Start of Exercise material

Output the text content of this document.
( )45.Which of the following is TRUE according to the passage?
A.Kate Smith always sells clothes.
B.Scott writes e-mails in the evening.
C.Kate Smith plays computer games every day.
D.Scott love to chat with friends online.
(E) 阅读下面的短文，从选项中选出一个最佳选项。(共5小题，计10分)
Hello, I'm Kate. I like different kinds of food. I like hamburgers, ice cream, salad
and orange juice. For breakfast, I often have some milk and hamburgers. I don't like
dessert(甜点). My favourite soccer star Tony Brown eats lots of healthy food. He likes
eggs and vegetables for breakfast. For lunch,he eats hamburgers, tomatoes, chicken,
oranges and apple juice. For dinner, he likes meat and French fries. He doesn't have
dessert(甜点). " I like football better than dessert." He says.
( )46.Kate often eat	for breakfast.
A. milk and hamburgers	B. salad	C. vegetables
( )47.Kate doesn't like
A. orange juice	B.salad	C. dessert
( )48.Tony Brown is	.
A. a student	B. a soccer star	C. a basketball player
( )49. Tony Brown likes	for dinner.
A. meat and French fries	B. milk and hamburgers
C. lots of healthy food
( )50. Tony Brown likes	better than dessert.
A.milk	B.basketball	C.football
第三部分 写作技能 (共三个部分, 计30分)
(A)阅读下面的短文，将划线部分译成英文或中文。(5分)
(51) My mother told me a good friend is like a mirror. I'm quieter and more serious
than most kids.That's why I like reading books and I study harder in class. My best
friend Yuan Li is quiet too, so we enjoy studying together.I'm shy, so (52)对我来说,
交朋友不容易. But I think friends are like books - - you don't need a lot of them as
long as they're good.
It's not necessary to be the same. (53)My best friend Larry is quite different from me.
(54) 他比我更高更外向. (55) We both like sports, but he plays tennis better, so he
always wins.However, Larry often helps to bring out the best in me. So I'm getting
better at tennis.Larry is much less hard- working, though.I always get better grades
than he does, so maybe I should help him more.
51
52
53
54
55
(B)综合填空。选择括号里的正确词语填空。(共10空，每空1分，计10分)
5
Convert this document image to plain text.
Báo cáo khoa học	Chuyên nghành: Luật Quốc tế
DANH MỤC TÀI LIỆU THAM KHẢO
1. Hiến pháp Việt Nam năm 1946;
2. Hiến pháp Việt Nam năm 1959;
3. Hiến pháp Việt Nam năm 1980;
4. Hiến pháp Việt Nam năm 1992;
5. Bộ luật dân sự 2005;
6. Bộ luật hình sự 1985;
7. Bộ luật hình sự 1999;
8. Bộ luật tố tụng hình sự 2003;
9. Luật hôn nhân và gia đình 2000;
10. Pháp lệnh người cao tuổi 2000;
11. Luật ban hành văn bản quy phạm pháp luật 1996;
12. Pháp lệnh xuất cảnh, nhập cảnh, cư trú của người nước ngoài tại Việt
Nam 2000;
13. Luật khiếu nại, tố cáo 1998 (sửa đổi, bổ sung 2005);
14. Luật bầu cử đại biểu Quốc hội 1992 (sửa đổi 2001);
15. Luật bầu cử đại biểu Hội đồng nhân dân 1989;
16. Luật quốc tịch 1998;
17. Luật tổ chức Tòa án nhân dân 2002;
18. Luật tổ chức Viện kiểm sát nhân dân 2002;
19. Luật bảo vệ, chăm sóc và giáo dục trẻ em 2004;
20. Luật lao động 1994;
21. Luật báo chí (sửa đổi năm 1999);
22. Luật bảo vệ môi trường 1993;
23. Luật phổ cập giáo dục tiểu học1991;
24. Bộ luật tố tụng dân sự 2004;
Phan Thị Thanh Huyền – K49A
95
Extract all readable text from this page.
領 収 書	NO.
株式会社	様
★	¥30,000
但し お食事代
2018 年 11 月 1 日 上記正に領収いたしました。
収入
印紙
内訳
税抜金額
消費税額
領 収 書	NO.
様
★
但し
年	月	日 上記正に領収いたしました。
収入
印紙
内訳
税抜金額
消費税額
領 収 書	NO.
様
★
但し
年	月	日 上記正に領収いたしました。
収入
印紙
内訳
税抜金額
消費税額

End of Exercise material

Requirement
From the material above, gather all lines that include the string "biểu" and copy them.

Response below
14. Luật bầu cử đại biểu Quốc hội 1992 (sửa đổi 2001);
15. Luật bầu cử đại biểu Hội đồng nhân dân 1989;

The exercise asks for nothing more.